===== Data to process =====

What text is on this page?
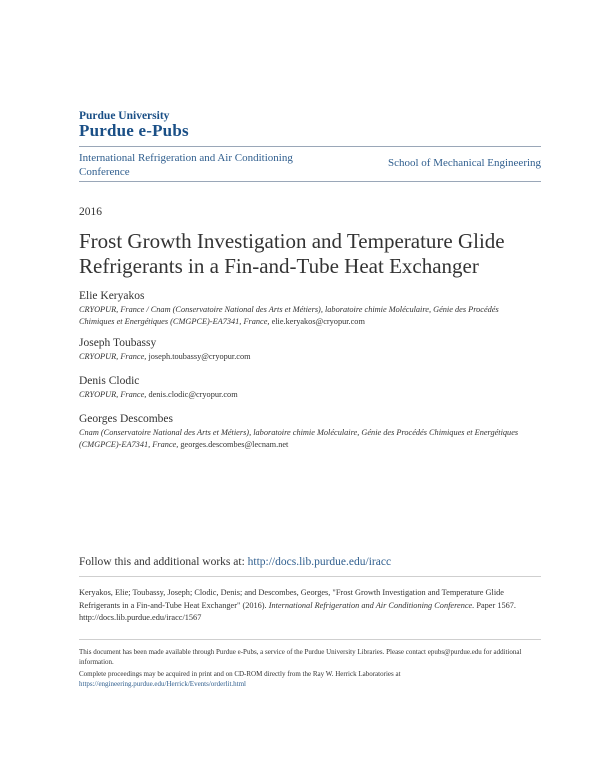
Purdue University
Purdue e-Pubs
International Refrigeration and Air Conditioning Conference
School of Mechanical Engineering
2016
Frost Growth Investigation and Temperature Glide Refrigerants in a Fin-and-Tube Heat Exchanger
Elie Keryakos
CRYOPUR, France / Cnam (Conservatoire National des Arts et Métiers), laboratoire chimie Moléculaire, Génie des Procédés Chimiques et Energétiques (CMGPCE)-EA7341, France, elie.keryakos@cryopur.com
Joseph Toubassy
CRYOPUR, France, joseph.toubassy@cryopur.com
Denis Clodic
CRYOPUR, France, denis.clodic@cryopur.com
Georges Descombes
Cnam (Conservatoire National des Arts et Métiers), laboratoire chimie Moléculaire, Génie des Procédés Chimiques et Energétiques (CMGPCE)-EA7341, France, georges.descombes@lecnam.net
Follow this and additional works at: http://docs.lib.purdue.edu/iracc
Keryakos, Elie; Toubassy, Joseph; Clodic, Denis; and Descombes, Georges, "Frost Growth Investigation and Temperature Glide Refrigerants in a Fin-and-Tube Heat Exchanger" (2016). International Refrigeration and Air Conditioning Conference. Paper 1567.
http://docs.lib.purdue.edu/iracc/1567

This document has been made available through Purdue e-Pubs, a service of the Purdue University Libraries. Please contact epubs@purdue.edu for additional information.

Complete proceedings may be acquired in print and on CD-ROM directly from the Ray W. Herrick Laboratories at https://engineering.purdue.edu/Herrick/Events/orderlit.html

=====
===== Data to process =====

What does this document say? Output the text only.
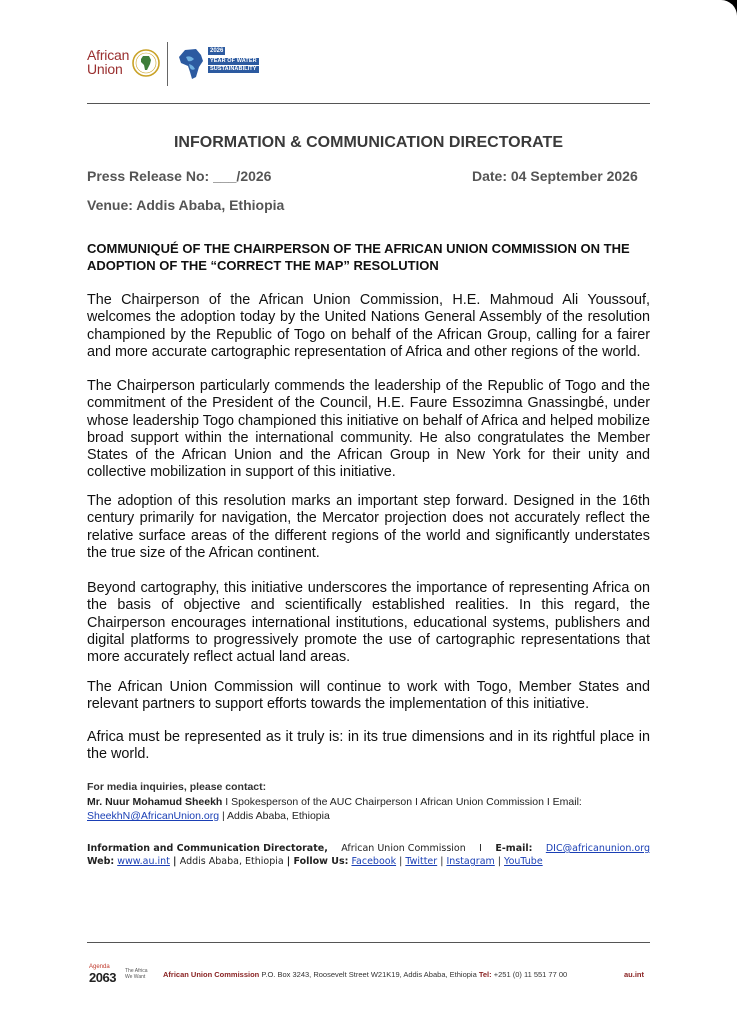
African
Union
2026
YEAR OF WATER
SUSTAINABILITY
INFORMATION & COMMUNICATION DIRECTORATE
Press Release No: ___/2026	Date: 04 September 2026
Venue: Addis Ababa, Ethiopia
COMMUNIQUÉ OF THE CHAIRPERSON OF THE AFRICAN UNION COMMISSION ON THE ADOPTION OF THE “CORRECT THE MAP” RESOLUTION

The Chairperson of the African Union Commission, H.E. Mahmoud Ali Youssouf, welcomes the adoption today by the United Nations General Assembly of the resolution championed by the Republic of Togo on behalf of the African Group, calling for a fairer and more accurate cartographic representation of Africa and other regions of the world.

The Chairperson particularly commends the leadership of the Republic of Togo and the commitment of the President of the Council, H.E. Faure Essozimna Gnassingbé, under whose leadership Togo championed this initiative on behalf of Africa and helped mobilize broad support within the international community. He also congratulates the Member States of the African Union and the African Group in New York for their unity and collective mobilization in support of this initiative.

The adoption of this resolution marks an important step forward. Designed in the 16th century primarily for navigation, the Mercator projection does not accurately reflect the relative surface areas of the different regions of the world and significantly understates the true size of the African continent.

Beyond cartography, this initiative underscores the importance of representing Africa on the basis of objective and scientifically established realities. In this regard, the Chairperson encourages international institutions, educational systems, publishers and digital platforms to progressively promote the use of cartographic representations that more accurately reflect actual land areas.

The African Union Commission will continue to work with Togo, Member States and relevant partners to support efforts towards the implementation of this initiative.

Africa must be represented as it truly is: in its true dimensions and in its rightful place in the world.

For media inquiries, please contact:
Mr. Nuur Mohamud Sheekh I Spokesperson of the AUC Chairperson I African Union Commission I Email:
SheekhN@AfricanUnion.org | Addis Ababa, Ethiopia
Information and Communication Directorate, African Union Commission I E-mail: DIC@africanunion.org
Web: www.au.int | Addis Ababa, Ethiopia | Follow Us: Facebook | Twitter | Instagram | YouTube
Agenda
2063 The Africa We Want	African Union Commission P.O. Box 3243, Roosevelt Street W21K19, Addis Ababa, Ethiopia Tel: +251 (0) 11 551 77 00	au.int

=====

Identify the lines in the entries above that contain "Moléculaire", then copy them out.

Complete response
CRYOPUR, France / Cnam (Conservatoire National des Arts et Métiers), laboratoire chimie Moléculaire, Génie des Procédés Chimiques et Energétiques (CMGPCE)-EA7341, France, elie.keryakos@cryopur.com
Cnam (Conservatoire National des Arts et Métiers), laboratoire chimie Moléculaire, Génie des Procédés Chimiques et Energétiques (CMGPCE)-EA7341, France, georges.descombes@lecnam.net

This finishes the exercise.